Gather, from the data below, each line in which the word "coating" occurs.

━━ RECORDS FOR PROCESSING

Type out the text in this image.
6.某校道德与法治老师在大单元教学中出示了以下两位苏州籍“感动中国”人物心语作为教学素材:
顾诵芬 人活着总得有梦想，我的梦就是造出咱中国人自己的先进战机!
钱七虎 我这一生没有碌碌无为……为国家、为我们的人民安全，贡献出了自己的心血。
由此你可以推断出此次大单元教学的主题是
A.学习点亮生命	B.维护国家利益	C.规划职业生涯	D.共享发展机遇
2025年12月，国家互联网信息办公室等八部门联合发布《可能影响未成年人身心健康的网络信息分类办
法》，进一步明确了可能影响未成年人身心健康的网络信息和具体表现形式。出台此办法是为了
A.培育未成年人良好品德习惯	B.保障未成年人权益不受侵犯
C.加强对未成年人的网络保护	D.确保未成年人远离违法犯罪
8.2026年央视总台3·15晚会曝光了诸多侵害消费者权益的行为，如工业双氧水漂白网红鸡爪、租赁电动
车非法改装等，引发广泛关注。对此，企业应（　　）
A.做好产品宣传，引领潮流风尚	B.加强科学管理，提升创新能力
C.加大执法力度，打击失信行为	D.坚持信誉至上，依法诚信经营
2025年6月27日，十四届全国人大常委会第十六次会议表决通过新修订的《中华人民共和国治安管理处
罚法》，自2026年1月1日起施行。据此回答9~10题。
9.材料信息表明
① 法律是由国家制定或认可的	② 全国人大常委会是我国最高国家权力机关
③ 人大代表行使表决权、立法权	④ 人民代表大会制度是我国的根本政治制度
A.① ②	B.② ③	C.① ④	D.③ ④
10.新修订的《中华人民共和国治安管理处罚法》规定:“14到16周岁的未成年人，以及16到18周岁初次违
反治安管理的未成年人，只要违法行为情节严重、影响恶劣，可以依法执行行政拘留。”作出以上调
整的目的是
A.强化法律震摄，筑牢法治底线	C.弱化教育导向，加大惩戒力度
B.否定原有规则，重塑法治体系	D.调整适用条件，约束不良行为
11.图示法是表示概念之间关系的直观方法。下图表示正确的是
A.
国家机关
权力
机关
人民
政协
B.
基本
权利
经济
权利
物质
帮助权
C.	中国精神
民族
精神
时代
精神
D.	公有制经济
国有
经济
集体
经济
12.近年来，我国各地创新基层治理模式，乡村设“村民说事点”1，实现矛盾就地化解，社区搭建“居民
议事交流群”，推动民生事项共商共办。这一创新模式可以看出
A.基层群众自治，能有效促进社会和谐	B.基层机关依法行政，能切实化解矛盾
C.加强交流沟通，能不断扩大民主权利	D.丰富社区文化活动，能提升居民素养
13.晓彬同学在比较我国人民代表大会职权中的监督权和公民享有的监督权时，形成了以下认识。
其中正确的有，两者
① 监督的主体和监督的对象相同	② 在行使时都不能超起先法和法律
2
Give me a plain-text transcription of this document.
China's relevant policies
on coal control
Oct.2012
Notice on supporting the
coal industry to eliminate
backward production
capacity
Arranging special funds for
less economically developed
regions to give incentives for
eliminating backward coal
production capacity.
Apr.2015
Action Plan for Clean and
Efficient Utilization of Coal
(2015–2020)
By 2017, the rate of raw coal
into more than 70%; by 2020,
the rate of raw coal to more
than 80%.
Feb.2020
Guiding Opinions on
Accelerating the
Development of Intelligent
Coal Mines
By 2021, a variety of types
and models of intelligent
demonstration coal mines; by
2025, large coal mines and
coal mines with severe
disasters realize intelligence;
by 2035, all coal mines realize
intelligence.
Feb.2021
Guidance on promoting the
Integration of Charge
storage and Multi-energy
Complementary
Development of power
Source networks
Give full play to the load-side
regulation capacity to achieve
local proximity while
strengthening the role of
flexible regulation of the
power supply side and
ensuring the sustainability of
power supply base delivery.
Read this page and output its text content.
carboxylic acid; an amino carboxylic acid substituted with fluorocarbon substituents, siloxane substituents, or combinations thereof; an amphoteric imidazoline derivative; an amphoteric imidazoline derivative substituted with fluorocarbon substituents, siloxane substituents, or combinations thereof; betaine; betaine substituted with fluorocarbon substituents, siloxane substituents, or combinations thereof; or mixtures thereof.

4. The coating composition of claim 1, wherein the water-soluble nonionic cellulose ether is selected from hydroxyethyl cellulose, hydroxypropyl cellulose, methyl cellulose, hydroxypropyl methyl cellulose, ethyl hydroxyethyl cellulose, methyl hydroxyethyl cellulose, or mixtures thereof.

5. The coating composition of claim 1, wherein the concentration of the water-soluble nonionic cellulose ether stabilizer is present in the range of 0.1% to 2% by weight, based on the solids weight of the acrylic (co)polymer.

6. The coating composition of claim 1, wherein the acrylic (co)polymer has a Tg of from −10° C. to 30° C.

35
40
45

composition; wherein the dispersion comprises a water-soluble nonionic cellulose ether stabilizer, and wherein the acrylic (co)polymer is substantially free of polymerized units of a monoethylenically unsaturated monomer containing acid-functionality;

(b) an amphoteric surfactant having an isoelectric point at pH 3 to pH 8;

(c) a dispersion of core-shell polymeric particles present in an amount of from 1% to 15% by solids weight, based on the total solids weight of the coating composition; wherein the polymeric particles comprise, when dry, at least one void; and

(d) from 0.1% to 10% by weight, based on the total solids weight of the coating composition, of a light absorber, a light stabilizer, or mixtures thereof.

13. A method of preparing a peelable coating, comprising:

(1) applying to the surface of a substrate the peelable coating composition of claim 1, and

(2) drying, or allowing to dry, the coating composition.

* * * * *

━━━━

- _EXPECTED ANSWER_
4. The coating composition of claim 1, wherein the water-soluble nonionic cellulose ether is selected from hydroxyethyl cellulose, hydroxypropyl cellulose, methyl cellulose, hydroxypropyl methyl cellulose, ethyl hydroxyethyl cellulose, methyl hydroxyethyl cellulose, or mixtures thereof.
5. The coating composition of claim 1, wherein the concentration of the water-soluble nonionic cellulose ether stabilizer is present in the range of 0.1% to 2% by weight, based on the solids weight of the acrylic (co)polymer.
6. The coating composition of claim 1, wherein the acrylic (co)polymer has a Tg of from −10° C. to 30° C.
(c) a dispersion of core-shell polymeric particles present in an amount of from 1% to 15% by solids weight, based on the total solids weight of the coating composition; wherein the polymeric particles comprise, when dry, at least one void; and
(d) from 0.1% to 10% by weight, based on the total solids weight of the coating composition, of a light absorber, a light stabilizer, or mixtures thereof.
13. A method of preparing a peelable coating, comprising:
(1) applying to the surface of a substrate the peelable coating composition of claim 1, and
(2) drying, or allowing to dry, the coating composition.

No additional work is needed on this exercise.